• THE TASK
For the entries that follow, state how many lines include the word "Projected", giving the number and nothing else.
## start EXTRACTED MATERIAL
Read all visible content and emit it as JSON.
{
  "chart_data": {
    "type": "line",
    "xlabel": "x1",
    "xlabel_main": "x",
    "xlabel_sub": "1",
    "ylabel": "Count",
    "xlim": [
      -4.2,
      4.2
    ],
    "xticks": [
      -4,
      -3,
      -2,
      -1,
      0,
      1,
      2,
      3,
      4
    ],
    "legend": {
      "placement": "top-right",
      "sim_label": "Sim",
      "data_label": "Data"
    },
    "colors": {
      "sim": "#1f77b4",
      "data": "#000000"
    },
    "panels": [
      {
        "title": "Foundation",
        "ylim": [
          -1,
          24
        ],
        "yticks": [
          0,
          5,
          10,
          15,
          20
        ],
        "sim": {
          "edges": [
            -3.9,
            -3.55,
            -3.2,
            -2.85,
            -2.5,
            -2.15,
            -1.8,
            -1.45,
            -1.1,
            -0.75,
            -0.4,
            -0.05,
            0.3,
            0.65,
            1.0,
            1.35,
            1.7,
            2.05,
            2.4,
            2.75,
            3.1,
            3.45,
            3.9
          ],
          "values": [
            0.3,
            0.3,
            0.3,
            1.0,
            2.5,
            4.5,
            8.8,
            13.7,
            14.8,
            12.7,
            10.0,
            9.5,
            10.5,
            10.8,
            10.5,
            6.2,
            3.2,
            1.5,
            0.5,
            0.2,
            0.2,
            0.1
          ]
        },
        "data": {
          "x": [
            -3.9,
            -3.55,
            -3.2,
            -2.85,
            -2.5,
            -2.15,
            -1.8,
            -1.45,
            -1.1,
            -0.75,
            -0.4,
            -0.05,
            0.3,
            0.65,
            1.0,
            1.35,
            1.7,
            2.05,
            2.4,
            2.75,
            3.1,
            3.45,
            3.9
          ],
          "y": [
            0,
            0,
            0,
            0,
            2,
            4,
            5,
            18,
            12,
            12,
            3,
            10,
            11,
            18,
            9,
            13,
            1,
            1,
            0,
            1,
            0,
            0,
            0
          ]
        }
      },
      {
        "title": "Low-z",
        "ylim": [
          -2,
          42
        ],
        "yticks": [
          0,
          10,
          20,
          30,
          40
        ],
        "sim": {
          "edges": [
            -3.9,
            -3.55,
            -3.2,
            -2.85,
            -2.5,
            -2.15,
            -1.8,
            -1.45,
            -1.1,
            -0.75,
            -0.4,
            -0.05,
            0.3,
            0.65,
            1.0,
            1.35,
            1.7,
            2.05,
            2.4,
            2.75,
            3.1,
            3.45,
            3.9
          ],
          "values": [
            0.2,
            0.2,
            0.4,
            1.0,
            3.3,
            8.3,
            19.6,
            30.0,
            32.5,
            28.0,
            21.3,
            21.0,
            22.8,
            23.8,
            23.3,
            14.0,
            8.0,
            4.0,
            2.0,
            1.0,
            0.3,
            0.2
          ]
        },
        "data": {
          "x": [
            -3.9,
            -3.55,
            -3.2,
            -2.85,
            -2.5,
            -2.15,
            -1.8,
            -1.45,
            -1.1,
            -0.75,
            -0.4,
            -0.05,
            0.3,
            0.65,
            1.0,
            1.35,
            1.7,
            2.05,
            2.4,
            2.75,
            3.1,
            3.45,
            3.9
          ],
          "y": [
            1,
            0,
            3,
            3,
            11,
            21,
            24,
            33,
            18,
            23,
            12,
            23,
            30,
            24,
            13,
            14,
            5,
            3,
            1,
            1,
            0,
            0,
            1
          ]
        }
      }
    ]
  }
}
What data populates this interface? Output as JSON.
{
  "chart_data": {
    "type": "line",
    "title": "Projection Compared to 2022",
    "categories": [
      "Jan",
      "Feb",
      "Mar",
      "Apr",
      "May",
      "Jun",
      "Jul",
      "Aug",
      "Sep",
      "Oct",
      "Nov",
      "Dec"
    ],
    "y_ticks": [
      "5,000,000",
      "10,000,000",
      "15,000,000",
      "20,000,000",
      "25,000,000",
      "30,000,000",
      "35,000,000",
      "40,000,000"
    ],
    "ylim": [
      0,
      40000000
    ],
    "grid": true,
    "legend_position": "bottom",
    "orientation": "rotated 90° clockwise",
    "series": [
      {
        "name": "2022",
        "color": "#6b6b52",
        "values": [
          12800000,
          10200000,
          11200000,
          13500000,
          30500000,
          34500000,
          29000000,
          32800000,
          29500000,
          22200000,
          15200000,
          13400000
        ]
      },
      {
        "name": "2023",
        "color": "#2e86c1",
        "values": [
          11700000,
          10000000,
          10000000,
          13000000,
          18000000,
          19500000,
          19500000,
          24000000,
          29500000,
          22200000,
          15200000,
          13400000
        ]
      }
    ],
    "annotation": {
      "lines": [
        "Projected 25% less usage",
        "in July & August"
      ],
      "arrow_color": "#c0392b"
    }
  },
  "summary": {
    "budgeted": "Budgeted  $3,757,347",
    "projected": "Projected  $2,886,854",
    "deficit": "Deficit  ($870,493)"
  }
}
## end EXTRACTED MATERIAL
• PROBLEM SOLUTION
2